Dataset =>
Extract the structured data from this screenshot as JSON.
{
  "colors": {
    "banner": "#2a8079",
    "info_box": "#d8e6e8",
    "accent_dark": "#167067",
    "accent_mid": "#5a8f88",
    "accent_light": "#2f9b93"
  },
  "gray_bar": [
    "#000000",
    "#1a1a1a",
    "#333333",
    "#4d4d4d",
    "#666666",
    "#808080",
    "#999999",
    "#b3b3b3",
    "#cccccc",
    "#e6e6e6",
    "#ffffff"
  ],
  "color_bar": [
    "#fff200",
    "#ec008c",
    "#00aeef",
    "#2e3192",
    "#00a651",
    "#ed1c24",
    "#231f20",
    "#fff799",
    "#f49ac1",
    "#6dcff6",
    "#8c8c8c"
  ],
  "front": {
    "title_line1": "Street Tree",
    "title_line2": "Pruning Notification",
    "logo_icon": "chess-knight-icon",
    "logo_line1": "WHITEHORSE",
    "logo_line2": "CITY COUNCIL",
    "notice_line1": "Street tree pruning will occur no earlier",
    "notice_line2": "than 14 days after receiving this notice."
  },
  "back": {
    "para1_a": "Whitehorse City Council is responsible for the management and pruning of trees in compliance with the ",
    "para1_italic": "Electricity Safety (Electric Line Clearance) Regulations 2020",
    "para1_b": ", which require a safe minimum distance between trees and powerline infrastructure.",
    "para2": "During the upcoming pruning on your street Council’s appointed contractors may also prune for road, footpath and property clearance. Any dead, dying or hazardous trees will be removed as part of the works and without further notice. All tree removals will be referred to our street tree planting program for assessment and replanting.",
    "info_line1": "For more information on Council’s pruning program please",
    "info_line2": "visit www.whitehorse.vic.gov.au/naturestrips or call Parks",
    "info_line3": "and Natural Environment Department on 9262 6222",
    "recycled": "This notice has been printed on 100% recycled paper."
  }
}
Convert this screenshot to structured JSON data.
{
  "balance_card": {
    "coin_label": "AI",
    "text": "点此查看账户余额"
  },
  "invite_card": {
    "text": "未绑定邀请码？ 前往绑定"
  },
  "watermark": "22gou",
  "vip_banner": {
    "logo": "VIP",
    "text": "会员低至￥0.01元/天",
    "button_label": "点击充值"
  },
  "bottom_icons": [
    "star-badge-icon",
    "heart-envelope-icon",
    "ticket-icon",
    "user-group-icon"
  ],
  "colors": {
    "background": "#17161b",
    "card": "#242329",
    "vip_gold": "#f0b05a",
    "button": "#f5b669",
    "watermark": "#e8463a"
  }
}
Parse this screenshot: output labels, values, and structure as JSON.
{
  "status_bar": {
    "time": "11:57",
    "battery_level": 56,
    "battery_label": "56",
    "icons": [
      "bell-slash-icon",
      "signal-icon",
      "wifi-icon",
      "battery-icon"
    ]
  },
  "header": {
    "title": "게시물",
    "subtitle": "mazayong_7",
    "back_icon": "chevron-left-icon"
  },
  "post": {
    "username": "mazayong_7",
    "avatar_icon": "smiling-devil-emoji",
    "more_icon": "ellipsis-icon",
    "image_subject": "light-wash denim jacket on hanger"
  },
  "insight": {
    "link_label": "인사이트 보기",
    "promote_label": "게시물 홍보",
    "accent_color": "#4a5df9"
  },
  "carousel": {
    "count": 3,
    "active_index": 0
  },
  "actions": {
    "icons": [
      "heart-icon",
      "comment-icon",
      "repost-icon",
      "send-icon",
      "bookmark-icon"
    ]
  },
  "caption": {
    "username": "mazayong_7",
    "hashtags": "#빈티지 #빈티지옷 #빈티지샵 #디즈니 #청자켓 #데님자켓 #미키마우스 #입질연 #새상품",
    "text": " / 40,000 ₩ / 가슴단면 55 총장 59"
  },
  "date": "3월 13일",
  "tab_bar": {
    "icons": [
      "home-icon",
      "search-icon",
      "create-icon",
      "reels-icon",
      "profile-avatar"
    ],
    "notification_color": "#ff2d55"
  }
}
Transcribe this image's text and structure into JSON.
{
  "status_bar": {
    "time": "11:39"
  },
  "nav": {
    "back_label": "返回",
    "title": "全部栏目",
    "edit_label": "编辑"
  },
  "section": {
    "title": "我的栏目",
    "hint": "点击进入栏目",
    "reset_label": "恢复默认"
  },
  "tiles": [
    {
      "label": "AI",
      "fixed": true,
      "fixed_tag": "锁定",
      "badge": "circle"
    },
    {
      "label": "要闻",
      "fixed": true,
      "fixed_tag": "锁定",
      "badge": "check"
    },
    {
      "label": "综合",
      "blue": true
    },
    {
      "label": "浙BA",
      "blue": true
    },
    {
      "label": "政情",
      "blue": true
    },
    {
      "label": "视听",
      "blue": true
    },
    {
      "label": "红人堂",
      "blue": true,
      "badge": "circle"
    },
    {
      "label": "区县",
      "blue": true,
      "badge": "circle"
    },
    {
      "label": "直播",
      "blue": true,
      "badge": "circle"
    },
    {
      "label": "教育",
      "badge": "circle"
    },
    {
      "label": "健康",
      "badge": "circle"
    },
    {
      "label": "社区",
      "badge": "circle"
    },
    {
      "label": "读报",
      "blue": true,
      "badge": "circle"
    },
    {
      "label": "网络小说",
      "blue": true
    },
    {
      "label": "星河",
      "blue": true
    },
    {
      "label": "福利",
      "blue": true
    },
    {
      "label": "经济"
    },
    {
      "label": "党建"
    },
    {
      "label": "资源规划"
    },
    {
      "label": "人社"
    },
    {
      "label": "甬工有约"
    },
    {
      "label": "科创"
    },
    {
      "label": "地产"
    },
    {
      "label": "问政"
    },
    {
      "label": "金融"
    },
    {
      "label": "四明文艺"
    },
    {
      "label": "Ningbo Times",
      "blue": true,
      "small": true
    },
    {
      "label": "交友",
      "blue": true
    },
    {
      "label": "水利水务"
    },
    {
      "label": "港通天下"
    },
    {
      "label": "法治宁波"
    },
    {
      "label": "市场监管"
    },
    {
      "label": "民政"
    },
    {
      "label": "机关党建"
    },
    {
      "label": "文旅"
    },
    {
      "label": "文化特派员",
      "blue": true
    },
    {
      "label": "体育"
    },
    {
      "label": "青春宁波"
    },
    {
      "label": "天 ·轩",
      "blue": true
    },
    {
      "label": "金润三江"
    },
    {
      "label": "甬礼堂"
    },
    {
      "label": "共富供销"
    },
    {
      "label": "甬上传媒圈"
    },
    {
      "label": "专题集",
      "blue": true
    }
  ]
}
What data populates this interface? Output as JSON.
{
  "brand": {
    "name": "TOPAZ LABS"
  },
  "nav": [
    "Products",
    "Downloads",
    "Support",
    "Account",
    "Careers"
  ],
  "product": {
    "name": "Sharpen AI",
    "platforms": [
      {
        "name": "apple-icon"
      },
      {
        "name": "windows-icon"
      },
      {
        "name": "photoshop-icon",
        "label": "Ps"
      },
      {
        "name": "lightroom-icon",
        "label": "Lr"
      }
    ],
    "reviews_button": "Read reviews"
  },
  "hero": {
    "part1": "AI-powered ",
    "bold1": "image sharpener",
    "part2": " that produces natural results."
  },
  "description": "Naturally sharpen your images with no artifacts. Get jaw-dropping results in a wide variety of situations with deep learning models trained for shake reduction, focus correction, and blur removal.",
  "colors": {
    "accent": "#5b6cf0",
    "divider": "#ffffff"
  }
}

Exercise requirements =>
Spot every line that holds "JSON" and copy it.

Answer for this exercise =>
Extract the structured data from this screenshot as JSON.
Convert this screenshot to structured JSON data.
Parse this screenshot: output labels, values, and structure as JSON.
Transcribe this image's text and structure into JSON.
What data populates this interface? Output as JSON.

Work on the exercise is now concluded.